╭─ Provided records

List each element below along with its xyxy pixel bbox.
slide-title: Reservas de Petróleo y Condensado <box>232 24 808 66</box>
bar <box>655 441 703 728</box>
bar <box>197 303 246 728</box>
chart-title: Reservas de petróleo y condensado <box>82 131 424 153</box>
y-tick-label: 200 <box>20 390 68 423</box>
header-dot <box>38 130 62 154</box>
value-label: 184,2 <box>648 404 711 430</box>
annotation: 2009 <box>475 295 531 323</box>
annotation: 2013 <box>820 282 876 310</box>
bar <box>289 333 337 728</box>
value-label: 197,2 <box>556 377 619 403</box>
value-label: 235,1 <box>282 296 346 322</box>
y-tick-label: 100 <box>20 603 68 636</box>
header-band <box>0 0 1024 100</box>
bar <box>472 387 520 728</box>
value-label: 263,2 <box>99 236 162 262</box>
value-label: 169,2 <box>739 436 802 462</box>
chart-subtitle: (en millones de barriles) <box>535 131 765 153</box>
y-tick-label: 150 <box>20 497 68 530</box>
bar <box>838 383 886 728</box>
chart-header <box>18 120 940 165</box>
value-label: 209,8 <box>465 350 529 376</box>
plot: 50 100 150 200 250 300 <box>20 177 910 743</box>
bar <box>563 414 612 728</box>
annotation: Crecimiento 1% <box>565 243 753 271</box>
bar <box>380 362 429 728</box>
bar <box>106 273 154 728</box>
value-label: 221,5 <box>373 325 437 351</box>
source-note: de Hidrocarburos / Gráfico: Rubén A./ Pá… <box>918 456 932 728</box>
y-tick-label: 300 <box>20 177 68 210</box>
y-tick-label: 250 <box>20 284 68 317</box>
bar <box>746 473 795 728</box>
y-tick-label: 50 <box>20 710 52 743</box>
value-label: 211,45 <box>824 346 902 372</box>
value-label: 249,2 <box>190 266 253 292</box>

╰─

◆ Task to complete ◆
Print the entries again without any changes, from the first line through the line containing "y-tick-label: 250 <box>20 284 68 317</box>", including that line.

◆ Solution to this problem ◆
List each element below along with its xyxy pixel bbox.
slide-title: Reservas de Petróleo y Condensado <box>232 24 808 66</box>
bar <box>655 441 703 728</box>
bar <box>197 303 246 728</box>
chart-title: Reservas de petróleo y condensado <box>82 131 424 153</box>
y-tick-label: 200 <box>20 390 68 423</box>
header-dot <box>38 130 62 154</box>
value-label: 184,2 <box>648 404 711 430</box>
annotation: 2009 <box>475 295 531 323</box>
annotation: 2013 <box>820 282 876 310</box>
bar <box>289 333 337 728</box>
value-label: 197,2 <box>556 377 619 403</box>
value-label: 235,1 <box>282 296 346 322</box>
y-tick-label: 100 <box>20 603 68 636</box>
header-band <box>0 0 1024 100</box>
bar <box>472 387 520 728</box>
value-label: 263,2 <box>99 236 162 262</box>
value-label: 169,2 <box>739 436 802 462</box>
chart-subtitle: (en millones de barriles) <box>535 131 765 153</box>
y-tick-label: 150 <box>20 497 68 530</box>
bar <box>838 383 886 728</box>
chart-header <box>18 120 940 165</box>
value-label: 209,8 <box>465 350 529 376</box>
plot: 50 100 150 200 250 300 <box>20 177 910 743</box>
bar <box>563 414 612 728</box>
annotation: Crecimiento 1% <box>565 243 753 271</box>
bar <box>380 362 429 728</box>
bar <box>106 273 154 728</box>
value-label: 221,5 <box>373 325 437 351</box>
source-note: de Hidrocarburos / Gráfico: Rubén A./ Pá… <box>918 456 932 728</box>
y-tick-label: 300 <box>20 177 68 210</box>
y-tick-label: 250 <box>20 284 68 317</box>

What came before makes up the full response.